# AIM
Using the entries that follow, state how many lines contain the word "text". The response is that number and nothing more.

# EXERCISE INPUT
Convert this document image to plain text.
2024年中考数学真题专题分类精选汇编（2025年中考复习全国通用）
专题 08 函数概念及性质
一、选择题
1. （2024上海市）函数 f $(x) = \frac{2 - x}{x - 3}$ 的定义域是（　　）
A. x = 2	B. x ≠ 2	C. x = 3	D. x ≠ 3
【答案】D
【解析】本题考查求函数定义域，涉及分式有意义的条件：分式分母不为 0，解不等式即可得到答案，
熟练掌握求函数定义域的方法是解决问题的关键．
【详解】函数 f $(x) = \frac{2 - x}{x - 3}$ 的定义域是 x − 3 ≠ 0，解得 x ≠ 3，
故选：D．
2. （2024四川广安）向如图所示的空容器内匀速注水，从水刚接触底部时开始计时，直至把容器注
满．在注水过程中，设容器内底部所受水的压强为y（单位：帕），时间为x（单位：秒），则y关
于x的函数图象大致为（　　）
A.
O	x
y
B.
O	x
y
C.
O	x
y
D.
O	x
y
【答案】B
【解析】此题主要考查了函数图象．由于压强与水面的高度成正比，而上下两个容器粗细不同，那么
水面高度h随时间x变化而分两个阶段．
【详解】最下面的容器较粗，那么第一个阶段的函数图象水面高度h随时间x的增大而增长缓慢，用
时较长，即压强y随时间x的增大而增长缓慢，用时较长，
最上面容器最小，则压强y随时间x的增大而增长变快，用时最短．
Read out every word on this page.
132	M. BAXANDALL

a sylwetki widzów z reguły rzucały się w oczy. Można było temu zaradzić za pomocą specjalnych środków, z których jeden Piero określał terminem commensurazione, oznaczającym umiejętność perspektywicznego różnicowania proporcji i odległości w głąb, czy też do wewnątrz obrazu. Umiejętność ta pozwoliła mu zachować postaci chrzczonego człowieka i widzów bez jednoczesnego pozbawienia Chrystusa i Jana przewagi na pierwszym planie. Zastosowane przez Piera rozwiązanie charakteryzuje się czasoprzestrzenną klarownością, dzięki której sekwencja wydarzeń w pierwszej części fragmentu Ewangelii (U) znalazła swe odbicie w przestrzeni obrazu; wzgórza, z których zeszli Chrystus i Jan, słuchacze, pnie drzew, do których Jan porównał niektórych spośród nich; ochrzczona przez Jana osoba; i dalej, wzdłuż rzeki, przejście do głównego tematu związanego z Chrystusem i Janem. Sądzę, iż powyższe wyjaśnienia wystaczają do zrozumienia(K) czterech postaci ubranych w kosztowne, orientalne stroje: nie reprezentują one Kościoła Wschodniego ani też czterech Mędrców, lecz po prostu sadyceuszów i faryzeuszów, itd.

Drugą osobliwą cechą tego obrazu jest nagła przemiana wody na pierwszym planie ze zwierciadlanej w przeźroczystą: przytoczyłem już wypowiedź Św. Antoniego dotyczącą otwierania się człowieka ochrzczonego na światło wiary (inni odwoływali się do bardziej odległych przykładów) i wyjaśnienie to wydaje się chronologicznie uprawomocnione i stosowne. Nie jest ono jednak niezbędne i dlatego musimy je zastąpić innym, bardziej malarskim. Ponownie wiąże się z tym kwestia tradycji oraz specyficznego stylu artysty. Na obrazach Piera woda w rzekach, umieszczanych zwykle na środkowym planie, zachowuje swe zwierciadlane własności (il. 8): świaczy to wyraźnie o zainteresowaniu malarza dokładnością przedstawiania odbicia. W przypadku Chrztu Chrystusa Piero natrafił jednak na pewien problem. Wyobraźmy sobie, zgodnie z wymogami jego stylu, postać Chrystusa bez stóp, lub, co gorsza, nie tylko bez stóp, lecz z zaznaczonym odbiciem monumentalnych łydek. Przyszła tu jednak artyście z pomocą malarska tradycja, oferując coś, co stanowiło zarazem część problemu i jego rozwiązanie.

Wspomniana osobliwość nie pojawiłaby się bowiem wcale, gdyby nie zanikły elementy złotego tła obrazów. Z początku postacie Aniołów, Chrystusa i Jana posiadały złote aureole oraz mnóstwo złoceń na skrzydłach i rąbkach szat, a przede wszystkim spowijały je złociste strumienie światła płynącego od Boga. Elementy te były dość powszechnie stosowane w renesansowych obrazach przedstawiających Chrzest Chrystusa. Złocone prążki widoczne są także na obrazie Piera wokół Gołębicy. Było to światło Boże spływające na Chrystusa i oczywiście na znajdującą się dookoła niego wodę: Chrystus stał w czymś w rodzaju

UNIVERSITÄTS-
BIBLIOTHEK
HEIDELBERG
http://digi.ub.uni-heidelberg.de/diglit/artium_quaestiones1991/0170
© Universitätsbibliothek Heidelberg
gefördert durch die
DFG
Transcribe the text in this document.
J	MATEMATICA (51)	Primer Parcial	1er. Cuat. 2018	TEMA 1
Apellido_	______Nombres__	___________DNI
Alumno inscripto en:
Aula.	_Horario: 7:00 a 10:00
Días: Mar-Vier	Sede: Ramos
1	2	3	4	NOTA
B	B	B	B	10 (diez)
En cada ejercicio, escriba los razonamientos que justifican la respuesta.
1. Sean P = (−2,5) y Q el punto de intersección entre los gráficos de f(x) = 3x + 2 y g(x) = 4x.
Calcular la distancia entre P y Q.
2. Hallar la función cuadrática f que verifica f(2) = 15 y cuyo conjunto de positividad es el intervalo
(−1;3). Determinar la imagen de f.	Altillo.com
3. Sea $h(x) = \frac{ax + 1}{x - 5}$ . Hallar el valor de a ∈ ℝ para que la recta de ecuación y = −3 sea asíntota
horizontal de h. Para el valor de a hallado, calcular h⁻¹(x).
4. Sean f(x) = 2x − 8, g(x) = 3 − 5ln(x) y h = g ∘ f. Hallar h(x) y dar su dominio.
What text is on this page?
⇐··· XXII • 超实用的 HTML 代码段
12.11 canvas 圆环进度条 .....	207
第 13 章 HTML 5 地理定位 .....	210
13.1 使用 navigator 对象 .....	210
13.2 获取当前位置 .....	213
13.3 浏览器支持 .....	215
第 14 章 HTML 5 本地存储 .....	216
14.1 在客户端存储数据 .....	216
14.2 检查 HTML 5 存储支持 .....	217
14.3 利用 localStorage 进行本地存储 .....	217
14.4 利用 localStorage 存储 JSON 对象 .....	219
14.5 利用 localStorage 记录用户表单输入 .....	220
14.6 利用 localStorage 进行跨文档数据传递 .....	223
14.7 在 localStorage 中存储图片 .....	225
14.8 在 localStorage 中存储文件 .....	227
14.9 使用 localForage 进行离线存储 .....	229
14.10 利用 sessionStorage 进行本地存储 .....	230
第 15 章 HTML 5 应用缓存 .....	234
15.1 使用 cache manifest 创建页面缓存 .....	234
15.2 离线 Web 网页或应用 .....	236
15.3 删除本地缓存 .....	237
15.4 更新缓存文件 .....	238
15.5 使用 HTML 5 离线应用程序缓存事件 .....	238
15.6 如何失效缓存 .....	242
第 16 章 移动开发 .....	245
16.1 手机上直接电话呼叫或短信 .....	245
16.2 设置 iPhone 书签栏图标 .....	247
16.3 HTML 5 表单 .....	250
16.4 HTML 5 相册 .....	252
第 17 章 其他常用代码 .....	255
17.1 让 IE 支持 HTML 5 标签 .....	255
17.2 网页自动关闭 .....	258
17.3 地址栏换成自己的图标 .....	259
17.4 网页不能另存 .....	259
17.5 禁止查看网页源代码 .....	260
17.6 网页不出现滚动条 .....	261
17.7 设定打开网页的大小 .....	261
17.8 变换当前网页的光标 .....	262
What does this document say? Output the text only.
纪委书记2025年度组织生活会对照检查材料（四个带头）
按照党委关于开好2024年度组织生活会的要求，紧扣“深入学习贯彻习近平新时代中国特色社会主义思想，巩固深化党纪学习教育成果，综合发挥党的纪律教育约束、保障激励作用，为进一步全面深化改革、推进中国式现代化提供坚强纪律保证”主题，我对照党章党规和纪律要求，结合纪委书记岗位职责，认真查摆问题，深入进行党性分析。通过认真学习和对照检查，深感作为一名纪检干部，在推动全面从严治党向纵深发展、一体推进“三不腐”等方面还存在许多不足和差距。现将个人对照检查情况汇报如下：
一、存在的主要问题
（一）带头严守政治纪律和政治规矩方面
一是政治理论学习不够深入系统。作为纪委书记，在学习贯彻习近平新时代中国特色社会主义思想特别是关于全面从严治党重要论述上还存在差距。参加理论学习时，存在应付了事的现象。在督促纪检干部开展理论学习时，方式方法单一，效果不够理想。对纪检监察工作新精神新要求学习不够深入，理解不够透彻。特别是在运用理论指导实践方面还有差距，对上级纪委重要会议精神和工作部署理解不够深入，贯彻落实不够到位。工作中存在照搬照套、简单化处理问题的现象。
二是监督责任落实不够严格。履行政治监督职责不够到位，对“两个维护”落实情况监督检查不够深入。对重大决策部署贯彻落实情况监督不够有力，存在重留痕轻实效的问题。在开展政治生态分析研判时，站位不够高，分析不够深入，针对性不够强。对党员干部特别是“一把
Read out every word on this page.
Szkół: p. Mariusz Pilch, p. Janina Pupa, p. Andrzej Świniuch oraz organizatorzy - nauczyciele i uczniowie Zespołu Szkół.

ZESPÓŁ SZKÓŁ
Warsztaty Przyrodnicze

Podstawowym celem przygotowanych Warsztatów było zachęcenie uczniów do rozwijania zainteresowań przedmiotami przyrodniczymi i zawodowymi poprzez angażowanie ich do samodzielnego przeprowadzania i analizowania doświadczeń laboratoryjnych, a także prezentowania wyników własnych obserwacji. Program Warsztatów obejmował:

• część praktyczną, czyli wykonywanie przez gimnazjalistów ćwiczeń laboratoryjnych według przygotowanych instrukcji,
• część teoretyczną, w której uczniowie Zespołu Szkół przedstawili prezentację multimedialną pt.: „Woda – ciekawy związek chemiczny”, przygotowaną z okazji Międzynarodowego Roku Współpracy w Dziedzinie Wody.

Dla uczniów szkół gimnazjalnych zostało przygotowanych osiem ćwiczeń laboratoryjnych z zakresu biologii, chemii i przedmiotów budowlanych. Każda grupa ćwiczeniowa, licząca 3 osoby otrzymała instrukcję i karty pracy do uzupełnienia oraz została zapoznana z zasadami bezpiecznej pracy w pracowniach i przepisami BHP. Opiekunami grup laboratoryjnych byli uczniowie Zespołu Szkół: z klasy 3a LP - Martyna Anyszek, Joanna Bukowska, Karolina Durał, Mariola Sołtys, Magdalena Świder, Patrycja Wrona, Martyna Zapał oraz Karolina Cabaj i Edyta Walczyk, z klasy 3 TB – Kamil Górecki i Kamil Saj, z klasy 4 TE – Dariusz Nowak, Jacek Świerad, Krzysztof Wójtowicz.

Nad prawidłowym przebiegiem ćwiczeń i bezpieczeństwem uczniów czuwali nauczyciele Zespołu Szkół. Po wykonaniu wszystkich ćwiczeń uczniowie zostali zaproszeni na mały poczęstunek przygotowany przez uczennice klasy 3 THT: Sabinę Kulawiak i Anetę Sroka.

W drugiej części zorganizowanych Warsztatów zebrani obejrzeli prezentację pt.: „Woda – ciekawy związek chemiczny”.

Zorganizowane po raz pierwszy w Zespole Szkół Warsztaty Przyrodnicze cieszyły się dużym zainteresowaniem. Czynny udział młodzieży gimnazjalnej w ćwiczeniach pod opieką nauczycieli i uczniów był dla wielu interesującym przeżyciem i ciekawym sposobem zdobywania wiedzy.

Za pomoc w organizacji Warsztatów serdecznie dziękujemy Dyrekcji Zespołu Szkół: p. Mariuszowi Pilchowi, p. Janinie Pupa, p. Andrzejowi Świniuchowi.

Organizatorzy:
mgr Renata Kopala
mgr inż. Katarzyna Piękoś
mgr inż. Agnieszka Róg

# TASK SOLUTION
4